# [REQUIRED WORK]
Copy the records from the line with "Itemize the components" to the line with "option-label: Option 1: <box>18", putting "handset" wherever "remote control" appears and keeping everything else the same. Leave out the pictures.

# [ENTRIES]
______________________________
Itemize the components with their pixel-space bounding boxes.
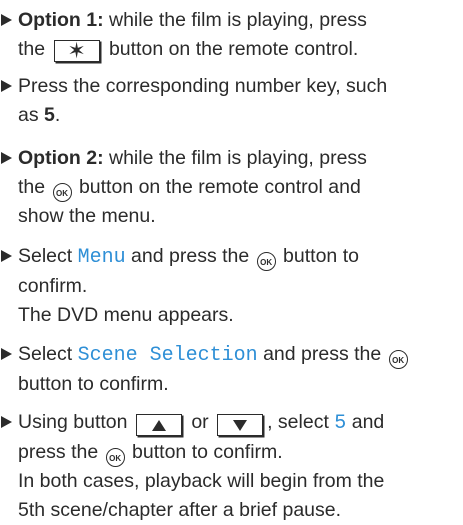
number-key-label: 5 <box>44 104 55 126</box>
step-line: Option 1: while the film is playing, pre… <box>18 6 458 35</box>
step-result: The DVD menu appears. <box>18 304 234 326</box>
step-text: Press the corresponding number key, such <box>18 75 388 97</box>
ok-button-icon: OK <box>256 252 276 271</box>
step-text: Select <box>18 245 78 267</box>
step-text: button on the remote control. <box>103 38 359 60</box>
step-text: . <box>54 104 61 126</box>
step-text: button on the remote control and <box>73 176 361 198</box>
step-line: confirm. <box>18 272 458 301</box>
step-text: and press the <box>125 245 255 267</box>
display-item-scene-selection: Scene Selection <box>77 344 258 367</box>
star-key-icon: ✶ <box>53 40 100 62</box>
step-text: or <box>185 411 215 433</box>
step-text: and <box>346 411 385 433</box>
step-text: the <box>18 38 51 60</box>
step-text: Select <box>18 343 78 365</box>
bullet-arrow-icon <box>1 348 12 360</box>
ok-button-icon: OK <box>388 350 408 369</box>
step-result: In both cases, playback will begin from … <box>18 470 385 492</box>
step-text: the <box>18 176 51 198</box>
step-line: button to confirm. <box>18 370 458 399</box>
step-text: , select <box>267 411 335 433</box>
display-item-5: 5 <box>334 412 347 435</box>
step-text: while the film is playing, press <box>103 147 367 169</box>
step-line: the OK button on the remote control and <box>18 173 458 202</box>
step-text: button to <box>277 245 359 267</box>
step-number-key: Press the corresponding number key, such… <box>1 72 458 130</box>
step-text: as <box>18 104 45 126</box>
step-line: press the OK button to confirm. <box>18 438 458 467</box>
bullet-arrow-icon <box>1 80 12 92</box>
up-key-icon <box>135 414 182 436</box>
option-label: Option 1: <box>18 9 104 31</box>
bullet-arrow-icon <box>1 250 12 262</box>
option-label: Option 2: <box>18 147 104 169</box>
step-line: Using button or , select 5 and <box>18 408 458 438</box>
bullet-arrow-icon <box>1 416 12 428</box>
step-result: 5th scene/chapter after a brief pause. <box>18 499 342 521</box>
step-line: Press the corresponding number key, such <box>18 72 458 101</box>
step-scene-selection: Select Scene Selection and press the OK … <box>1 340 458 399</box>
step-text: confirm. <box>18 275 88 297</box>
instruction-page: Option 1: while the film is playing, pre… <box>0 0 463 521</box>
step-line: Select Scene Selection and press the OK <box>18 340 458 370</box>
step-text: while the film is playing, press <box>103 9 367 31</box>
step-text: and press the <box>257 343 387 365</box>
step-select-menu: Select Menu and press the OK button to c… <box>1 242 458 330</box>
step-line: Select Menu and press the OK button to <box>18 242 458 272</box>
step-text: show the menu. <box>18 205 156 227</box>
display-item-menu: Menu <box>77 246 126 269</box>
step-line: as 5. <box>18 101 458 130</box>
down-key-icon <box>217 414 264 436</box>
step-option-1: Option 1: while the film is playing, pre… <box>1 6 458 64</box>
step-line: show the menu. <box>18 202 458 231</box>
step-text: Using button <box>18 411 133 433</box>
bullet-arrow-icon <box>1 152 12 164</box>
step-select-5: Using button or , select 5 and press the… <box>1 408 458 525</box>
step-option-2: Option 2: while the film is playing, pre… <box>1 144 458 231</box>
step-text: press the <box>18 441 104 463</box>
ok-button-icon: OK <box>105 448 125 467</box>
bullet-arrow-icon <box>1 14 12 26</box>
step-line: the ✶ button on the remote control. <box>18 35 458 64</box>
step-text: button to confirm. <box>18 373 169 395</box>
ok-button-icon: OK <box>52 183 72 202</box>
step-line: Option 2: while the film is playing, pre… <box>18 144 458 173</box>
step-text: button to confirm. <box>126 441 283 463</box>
______________________________
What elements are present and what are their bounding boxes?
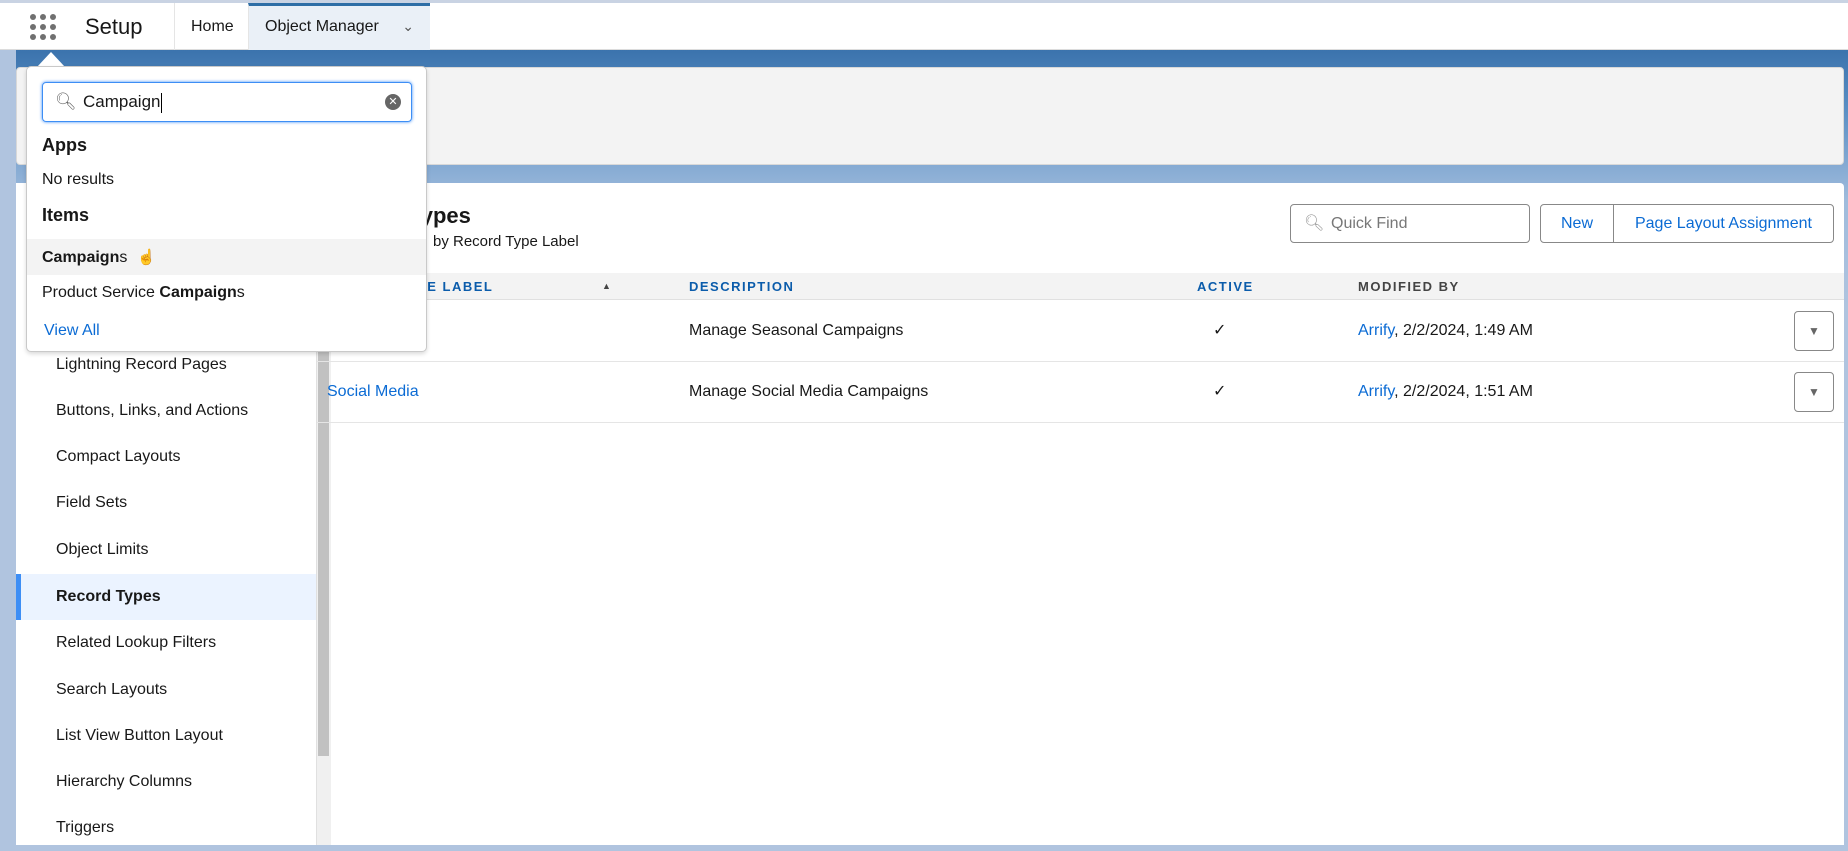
______________________________
# [THE ANSWER]
Itemize the components with their pixel-space bounding boxes.
number-key-label: 5 <box>44 104 55 126</box>
step-line: Option 1: while the film is playing, pre… <box>18 6 458 35</box>
step-result: The DVD menu appears. <box>18 304 234 326</box>
step-text: Press the corresponding number key, such <box>18 75 388 97</box>
ok-button-icon: OK <box>256 252 276 271</box>
step-text: Select <box>18 245 78 267</box>
step-text: button on the handset. <box>103 38 359 60</box>
step-text: . <box>54 104 61 126</box>
step-text: button on the handset and <box>73 176 361 198</box>
step-line: confirm. <box>18 272 458 301</box>
step-text: and press the <box>125 245 255 267</box>
display-item-scene-selection: Scene Selection <box>77 344 258 367</box>
star-key-icon: ✶ <box>53 40 100 62</box>
step-text: or <box>185 411 215 433</box>
step-text: and <box>346 411 385 433</box>
step-text: the <box>18 38 51 60</box>
step-text: Select <box>18 343 78 365</box>
bullet-arrow-icon <box>1 348 12 360</box>
ok-button-icon: OK <box>388 350 408 369</box>
step-result: In both cases, playback will begin from … <box>18 470 385 492</box>
step-text: the <box>18 176 51 198</box>
step-line: button to confirm. <box>18 370 458 399</box>
step-text: , select <box>267 411 335 433</box>
display-item-5: 5 <box>334 412 347 435</box>
step-text: while the film is playing, press <box>103 147 367 169</box>
step-line: the OK button on the handset and <box>18 173 458 202</box>
step-text: button to <box>277 245 359 267</box>
step-number-key: Press the corresponding number key, such… <box>1 72 458 130</box>
step-text: as <box>18 104 45 126</box>
step-line: press the OK button to confirm. <box>18 438 458 467</box>
bullet-arrow-icon <box>1 80 12 92</box>
up-key-icon <box>135 414 182 436</box>
option-label: Option 1: <box>18 9 104 31</box>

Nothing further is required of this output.